---------- MATERIAL FOR THIS TASK ----------
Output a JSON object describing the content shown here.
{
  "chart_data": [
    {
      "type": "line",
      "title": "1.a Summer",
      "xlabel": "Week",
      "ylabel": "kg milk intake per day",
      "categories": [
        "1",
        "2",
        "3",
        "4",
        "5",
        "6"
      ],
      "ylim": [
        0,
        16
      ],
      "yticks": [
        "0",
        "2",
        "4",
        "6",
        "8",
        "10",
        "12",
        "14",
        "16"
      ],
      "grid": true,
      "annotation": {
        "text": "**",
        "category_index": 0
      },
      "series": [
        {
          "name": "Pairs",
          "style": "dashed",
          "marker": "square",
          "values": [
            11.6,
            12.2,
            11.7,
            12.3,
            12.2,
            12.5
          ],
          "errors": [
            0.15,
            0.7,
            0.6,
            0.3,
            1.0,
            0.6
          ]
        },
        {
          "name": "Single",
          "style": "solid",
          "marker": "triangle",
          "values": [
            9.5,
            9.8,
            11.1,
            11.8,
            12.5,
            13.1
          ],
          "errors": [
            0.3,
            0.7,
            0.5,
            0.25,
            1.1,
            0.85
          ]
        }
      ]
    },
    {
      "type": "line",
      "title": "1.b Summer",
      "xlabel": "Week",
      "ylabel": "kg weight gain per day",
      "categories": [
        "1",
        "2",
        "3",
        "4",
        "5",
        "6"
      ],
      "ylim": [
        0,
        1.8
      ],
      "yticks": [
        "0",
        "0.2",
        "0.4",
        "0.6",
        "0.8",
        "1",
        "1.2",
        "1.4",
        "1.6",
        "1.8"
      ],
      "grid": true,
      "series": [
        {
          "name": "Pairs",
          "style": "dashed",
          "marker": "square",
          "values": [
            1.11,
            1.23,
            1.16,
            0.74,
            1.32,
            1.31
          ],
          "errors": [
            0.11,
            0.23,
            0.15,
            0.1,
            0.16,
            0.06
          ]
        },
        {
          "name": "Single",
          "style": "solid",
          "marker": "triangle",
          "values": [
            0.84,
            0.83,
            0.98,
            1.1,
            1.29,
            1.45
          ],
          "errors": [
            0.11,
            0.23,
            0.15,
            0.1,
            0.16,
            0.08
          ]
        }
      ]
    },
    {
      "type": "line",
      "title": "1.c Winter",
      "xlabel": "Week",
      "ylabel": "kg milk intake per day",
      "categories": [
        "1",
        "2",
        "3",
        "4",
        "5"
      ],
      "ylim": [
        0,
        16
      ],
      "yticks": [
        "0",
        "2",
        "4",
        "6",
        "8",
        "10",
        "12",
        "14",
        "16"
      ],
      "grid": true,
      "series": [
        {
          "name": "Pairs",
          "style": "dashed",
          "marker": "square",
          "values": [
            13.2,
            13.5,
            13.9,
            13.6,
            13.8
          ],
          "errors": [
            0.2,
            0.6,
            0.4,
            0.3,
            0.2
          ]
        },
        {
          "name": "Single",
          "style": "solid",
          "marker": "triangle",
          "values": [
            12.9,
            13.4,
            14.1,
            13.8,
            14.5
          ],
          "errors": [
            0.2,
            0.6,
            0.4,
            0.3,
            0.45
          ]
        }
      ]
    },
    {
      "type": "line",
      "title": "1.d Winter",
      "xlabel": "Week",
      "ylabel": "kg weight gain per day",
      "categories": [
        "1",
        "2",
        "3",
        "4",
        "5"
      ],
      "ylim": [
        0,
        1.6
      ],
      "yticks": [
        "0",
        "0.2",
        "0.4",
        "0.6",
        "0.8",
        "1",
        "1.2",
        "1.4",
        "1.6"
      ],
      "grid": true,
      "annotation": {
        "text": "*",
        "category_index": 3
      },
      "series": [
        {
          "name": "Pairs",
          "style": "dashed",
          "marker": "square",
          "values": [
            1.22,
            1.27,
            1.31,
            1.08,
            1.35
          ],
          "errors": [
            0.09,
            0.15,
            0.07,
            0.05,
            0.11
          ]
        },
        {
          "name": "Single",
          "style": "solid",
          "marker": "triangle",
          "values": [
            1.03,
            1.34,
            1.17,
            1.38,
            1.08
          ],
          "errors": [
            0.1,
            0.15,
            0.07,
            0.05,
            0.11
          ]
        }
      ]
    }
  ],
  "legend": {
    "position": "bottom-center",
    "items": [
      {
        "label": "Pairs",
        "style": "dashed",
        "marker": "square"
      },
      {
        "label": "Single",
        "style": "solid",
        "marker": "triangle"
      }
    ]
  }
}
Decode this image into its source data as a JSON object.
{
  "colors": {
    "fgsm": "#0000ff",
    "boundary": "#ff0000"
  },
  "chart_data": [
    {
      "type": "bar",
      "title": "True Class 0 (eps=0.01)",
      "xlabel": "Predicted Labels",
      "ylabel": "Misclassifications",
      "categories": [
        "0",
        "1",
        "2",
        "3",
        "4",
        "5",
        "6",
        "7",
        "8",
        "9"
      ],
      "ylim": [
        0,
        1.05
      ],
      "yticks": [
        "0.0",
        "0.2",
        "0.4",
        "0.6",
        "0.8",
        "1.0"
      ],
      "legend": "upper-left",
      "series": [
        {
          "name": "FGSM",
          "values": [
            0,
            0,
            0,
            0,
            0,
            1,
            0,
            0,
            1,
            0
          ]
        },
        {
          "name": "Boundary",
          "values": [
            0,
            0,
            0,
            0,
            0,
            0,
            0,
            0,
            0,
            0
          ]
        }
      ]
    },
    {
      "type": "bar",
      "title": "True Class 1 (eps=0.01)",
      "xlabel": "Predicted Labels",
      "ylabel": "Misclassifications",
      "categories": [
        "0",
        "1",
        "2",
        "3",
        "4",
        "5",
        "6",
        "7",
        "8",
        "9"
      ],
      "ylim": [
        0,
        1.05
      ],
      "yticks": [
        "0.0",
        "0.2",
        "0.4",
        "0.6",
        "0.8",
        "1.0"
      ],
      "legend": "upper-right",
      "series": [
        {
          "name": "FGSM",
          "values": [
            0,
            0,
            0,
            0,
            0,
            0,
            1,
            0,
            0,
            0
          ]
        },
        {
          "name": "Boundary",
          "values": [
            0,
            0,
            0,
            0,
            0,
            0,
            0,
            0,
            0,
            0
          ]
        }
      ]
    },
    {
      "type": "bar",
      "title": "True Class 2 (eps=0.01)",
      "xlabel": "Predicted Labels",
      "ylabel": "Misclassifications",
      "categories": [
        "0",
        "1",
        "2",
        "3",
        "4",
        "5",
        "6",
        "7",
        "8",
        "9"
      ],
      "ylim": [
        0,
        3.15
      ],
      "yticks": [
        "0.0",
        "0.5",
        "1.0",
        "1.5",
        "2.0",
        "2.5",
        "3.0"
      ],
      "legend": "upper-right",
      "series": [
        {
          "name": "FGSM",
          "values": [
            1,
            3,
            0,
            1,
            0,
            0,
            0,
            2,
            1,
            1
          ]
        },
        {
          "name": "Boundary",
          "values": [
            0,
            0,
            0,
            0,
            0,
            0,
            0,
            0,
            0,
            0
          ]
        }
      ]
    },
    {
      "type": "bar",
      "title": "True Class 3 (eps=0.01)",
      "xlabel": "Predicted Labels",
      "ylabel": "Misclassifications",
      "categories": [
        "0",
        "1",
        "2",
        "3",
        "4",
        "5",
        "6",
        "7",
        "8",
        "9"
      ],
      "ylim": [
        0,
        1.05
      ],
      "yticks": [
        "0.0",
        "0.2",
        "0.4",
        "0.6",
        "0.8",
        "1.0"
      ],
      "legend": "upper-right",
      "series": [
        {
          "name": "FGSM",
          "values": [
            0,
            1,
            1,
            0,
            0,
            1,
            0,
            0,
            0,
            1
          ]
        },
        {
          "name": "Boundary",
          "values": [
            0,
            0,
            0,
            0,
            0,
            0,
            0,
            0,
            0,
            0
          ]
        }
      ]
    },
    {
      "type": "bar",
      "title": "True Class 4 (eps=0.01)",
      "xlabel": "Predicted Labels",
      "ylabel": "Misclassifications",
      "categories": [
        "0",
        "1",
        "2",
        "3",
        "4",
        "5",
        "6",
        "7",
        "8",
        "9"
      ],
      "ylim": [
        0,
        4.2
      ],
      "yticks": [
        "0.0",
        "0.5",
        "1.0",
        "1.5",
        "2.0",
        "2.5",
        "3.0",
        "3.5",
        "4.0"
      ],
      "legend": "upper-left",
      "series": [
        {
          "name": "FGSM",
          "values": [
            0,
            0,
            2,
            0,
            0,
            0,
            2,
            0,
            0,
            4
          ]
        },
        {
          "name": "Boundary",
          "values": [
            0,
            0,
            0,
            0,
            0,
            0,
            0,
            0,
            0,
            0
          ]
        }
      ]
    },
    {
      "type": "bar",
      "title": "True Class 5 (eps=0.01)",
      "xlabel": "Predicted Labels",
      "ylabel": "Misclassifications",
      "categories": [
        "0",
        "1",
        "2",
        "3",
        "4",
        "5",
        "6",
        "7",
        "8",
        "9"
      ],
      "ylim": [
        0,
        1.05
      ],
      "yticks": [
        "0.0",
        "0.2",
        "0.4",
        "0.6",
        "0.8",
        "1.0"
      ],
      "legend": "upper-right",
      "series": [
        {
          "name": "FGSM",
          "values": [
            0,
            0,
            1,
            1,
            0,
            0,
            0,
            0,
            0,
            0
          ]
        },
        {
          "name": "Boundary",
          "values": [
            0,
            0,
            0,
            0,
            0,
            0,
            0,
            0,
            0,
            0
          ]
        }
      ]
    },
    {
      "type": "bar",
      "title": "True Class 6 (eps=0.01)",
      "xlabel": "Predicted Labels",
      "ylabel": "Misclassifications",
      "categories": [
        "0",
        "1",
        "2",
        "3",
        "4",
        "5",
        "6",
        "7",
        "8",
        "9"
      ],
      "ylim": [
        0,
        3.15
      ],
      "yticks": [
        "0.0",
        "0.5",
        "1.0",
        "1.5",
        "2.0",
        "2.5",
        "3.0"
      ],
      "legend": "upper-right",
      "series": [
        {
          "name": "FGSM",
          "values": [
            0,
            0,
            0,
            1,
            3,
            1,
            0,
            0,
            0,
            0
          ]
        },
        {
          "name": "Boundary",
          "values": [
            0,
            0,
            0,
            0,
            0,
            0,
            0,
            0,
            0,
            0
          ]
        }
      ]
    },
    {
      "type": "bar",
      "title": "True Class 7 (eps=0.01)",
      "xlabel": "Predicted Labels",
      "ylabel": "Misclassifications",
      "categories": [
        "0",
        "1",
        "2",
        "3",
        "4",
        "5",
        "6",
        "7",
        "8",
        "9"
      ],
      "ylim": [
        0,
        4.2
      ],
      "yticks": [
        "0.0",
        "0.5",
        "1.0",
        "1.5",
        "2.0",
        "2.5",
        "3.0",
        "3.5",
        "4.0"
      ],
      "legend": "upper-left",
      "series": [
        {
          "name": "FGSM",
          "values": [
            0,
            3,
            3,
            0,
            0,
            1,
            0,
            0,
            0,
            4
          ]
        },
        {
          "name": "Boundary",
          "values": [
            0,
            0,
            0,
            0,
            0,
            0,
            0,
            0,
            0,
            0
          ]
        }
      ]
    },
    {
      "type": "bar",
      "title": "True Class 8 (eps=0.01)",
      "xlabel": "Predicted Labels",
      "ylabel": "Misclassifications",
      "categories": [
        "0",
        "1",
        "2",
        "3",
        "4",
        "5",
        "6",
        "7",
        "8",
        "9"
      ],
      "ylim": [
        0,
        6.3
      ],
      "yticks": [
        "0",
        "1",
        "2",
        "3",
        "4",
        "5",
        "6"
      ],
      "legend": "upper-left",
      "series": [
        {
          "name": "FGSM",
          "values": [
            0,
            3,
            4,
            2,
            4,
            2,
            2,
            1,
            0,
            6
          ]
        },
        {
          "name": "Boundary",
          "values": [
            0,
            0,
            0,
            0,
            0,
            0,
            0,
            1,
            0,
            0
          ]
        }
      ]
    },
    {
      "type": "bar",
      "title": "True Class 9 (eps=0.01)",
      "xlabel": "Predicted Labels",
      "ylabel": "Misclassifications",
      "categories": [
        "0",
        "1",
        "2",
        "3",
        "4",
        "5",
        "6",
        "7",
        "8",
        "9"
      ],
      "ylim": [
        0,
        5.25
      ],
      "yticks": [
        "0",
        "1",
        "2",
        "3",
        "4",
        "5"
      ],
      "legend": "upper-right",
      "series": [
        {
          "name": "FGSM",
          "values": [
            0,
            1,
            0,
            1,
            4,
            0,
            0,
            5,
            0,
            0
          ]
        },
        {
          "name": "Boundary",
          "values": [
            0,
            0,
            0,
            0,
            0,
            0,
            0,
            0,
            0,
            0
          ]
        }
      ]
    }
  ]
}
----------
## [EXERCISE AIM]
Note how many lines in the listing above hold the string "JSON", then give only that figure.

## [ANSWER TO THIS PROBLEM]
2